### Problem details
Output only the lines from the one holding "Parse this screenshot: output" to the end of the data below, please, copied exactly.

### Data lines
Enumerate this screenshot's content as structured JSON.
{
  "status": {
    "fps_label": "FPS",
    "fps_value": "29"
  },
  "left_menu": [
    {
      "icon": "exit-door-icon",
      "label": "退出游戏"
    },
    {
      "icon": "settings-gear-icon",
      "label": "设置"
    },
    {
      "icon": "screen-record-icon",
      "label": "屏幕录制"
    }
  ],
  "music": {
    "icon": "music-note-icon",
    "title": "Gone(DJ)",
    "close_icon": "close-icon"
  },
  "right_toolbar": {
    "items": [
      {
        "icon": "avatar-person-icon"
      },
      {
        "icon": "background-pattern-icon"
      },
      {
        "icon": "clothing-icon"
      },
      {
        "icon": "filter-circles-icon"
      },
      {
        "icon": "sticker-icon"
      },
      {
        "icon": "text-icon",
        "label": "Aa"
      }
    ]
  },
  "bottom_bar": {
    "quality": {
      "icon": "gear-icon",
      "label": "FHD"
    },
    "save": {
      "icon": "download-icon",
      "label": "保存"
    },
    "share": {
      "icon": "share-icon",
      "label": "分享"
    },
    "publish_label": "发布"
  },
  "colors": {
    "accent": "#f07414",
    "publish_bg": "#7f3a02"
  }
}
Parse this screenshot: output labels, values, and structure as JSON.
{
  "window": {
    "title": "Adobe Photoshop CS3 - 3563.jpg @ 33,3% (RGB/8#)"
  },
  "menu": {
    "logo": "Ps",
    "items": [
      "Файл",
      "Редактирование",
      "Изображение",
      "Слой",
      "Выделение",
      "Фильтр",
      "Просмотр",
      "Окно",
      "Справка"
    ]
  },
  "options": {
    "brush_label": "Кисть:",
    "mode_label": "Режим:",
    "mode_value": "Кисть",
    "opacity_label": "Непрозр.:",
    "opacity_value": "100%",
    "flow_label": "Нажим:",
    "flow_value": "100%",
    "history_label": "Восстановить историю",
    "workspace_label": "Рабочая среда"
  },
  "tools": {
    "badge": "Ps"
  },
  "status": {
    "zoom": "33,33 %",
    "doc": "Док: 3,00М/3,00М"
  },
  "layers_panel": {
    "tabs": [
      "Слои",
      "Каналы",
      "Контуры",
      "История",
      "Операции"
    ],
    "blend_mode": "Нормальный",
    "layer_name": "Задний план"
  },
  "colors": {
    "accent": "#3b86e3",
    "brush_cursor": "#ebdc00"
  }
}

### Solution to this problem
Parse this screenshot: output labels, values, and structure as JSON.
{
  "window": {
    "title": "Adobe Photoshop CS3 - 3563.jpg @ 33,3% (RGB/8#)"
  },
  "menu": {
    "logo": "Ps",
    "items": [
      "Файл",
      "Редактирование",
      "Изображение",
      "Слой",
      "Выделение",
      "Фильтр",
      "Просмотр",
      "Окно",
      "Справка"
    ]
  },
  "options": {
    "brush_label": "Кисть:",
    "mode_label": "Режим:",
    "mode_value": "Кисть",
    "opacity_label": "Непрозр.:",
    "opacity_value": "100%",
    "flow_label": "Нажим:",
    "flow_value": "100%",
    "history_label": "Восстановить историю",
    "workspace_label": "Рабочая среда"
  },
  "tools": {
    "badge": "Ps"
  },
  "status": {
    "zoom": "33,33 %",
    "doc": "Док: 3,00М/3,00М"
  },
  "layers_panel": {
    "tabs": [
      "Слои",
      "Каналы",
      "Контуры",
      "История",
      "Операции"
    ],
    "blend_mode": "Нормальный",
    "layer_name": "Задний план"
  },
  "colors": {
    "accent": "#3b86e3",
    "brush_cursor": "#ebdc00"
  }
}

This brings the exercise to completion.